## BRANO:
● ● ●
ASSEMBRATI E ASSOMMATI
Con Tre movimenti e una stasi, uscito per Tic Edizioni, l’autore mostra l’ossessività
che risiede nella ripetizione del gesto e dell’azione: il muoversi, il sostare,
il fuoriuscire. Il testo si articola nei tre movimenti e nella
stasi del titolo, che corrispondono al muoversi, allo stare nel mezzo, al passare e al
fermarsi. Ripetizione dunque, reiterazione, scomposizione in micro eventi del
movimento e del pensiero che lo accompagna, della progettazione a riguardo:
«qui ci siamo raccolti, noi che cominciamo a raccoglierci qui, e allora
infatti raccogliamoci» (p.7);«ci muoviamo tutti quanti all’unisono, quasi, e
pensiamo solo a una cosa, cioè a muoverci e ad andare avanti, pensiamo solo ad
attraversare questi spazi per andare da qualche parte.» (p.9); «finisce che
torniamo da dove siamo partiti senza che abbiamo combinato nulla, e invece
adesso qualcosa abbiamo già combinato, visto che siamo in una situazione dello
stare nel mezzo di qualche cosa.» (p. 21).
● ● ●
## DATI FORNITI:
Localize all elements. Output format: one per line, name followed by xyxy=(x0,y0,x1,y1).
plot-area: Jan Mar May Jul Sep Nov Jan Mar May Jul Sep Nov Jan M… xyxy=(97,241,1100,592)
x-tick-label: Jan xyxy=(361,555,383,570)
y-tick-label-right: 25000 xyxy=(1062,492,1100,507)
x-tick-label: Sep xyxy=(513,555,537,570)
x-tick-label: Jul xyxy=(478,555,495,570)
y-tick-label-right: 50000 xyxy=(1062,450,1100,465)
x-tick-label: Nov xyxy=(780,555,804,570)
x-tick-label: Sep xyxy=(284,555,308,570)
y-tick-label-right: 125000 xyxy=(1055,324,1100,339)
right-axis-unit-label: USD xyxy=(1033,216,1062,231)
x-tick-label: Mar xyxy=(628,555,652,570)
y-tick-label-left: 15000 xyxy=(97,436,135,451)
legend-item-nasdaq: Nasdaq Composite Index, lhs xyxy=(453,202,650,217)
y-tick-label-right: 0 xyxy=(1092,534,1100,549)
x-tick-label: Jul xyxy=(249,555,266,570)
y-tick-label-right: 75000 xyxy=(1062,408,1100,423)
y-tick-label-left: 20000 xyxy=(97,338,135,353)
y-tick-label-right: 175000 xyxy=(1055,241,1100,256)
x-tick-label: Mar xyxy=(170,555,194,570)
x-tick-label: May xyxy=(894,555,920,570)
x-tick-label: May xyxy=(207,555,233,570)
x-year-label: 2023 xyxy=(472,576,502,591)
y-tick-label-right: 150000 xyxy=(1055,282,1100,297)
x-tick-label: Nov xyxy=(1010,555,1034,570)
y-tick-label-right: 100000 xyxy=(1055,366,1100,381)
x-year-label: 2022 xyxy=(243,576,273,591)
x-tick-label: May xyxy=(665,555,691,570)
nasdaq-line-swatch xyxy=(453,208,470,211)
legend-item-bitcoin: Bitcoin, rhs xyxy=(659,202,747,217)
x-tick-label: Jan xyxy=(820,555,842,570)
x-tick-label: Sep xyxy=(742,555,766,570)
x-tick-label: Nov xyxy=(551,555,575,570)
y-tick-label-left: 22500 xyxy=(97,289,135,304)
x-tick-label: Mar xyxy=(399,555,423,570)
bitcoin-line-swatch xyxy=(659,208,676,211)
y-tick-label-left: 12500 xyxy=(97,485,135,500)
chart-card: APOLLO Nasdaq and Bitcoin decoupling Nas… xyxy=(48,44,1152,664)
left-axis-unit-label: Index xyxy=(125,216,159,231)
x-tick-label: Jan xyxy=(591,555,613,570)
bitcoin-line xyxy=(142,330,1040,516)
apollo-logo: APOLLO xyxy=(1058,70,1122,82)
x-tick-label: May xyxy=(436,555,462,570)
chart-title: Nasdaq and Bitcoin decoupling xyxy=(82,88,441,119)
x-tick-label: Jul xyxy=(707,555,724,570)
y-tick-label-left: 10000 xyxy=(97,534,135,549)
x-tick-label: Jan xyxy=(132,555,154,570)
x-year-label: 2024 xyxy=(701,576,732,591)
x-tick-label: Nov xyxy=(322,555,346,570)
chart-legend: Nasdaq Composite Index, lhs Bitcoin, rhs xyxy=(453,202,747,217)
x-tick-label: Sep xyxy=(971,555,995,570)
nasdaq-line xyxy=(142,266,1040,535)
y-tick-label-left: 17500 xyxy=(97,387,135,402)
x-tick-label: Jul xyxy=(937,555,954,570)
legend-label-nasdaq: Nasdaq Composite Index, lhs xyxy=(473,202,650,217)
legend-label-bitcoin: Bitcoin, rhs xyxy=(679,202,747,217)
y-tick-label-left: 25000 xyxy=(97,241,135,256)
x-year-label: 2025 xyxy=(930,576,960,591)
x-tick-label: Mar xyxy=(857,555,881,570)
● ● ●
## ISTRUZIONI:
a – Secondo il brano, con quale editore è uscito "Tre movimenti e una stasi"?
b – Ricopia le righe dei dati forniti dalla prima fino alla riga che contiene "x-tick-label: May xyxy=(207,555,233,570)", entrambe incluse.
Il brano e le righe non hanno alcun legame tra loro.

## RISPOSTE AI COMPITI:
a – Con Tic Edizioni.

b –
Localize all elements. Output format: one per line, name followed by xyxy=(x0,y0,x1,y1).
plot-area: Jan Mar May Jul Sep Nov Jan Mar May Jul Sep Nov Jan M… xyxy=(97,241,1100,592)
x-tick-label: Jan xyxy=(361,555,383,570)
y-tick-label-right: 25000 xyxy=(1062,492,1100,507)
x-tick-label: Sep xyxy=(513,555,537,570)
x-tick-label: Jul xyxy=(478,555,495,570)
y-tick-label-right: 50000 xyxy=(1062,450,1100,465)
x-tick-label: Nov xyxy=(780,555,804,570)
x-tick-label: Sep xyxy=(284,555,308,570)
y-tick-label-right: 125000 xyxy=(1055,324,1100,339)
right-axis-unit-label: USD xyxy=(1033,216,1062,231)
x-tick-label: Mar xyxy=(628,555,652,570)
y-tick-label-left: 15000 xyxy=(97,436,135,451)
legend-item-nasdaq: Nasdaq Composite Index, lhs xyxy=(453,202,650,217)
y-tick-label-right: 0 xyxy=(1092,534,1100,549)
x-tick-label: Jul xyxy=(249,555,266,570)
y-tick-label-right: 75000 xyxy=(1062,408,1100,423)
y-tick-label-left: 20000 xyxy=(97,338,135,353)
y-tick-label-right: 175000 xyxy=(1055,241,1100,256)
x-tick-label: Mar xyxy=(170,555,194,570)
x-tick-label: May xyxy=(894,555,920,570)
x-tick-label: May xyxy=(207,555,233,570)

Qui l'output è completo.